-- Start Material for this task --
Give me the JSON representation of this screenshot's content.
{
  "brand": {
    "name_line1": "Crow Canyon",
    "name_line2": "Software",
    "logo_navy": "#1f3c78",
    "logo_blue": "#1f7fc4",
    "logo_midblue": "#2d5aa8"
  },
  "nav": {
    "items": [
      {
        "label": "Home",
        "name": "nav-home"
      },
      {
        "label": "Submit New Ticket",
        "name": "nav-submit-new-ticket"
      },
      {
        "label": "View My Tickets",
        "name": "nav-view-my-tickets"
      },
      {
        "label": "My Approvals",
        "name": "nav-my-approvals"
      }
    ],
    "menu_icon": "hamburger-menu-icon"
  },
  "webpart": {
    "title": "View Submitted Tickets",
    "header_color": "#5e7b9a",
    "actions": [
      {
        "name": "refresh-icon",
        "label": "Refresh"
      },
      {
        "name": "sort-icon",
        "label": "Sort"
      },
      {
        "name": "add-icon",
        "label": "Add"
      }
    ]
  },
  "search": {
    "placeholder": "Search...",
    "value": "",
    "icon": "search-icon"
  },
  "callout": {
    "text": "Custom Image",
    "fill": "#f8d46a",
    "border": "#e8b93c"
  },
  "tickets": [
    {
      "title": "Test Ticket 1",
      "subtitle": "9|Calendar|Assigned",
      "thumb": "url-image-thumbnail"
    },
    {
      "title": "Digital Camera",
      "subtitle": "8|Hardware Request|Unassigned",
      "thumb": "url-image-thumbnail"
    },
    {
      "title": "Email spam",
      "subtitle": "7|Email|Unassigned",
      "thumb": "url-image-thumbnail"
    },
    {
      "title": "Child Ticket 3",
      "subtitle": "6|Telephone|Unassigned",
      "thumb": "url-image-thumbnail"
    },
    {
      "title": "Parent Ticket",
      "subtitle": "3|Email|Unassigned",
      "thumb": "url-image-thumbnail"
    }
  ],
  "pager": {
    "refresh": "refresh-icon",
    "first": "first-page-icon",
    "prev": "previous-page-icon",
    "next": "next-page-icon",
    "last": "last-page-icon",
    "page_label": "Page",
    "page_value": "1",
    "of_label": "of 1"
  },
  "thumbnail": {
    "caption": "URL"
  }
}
-- End Material for this task --
What is needed: Every entry must be quoted exactly as it appears above.

Answer to this exercise:
Give me the JSON representation of this screenshot's content.
{
  "brand": {
    "name_line1": "Crow Canyon",
    "name_line2": "Software",
    "logo_navy": "#1f3c78",
    "logo_blue": "#1f7fc4",
    "logo_midblue": "#2d5aa8"
  },
  "nav": {
    "items": [
      {
        "label": "Home",
        "name": "nav-home"
      },
      {
        "label": "Submit New Ticket",
        "name": "nav-submit-new-ticket"
      },
      {
        "label": "View My Tickets",
        "name": "nav-view-my-tickets"
      },
      {
        "label": "My Approvals",
        "name": "nav-my-approvals"
      }
    ],
    "menu_icon": "hamburger-menu-icon"
  },
  "webpart": {
    "title": "View Submitted Tickets",
    "header_color": "#5e7b9a",
    "actions": [
      {
        "name": "refresh-icon",
        "label": "Refresh"
      },
      {
        "name": "sort-icon",
        "label": "Sort"
      },
      {
        "name": "add-icon",
        "label": "Add"
      }
    ]
  },
  "search": {
    "placeholder": "Search...",
    "value": "",
    "icon": "search-icon"
  },
  "callout": {
    "text": "Custom Image",
    "fill": "#f8d46a",
    "border": "#e8b93c"
  },
  "tickets": [
    {
      "title": "Test Ticket 1",
      "subtitle": "9|Calendar|Assigned",
      "thumb": "url-image-thumbnail"
    },
    {
      "title": "Digital Camera",
      "subtitle": "8|Hardware Request|Unassigned",
      "thumb": "url-image-thumbnail"
    },
    {
      "title": "Email spam",
      "subtitle": "7|Email|Unassigned",
      "thumb": "url-image-thumbnail"
    },
    {
      "title": "Child Ticket 3",
      "subtitle": "6|Telephone|Unassigned",
      "thumb": "url-image-thumbnail"
    },
    {
      "title": "Parent Ticket",
      "subtitle": "3|Email|Unassigned",
      "thumb": "url-image-thumbnail"
    }
  ],
  "pager": {
    "refresh": "refresh-icon",
    "first": "first-page-icon",
    "prev": "previous-page-icon",
    "next": "next-page-icon",
    "last": "last-page-icon",
    "page_label": "Page",
    "page_value": "1",
    "of_label": "of 1"
  },
  "thumbnail": {
    "caption": "URL"
  }
}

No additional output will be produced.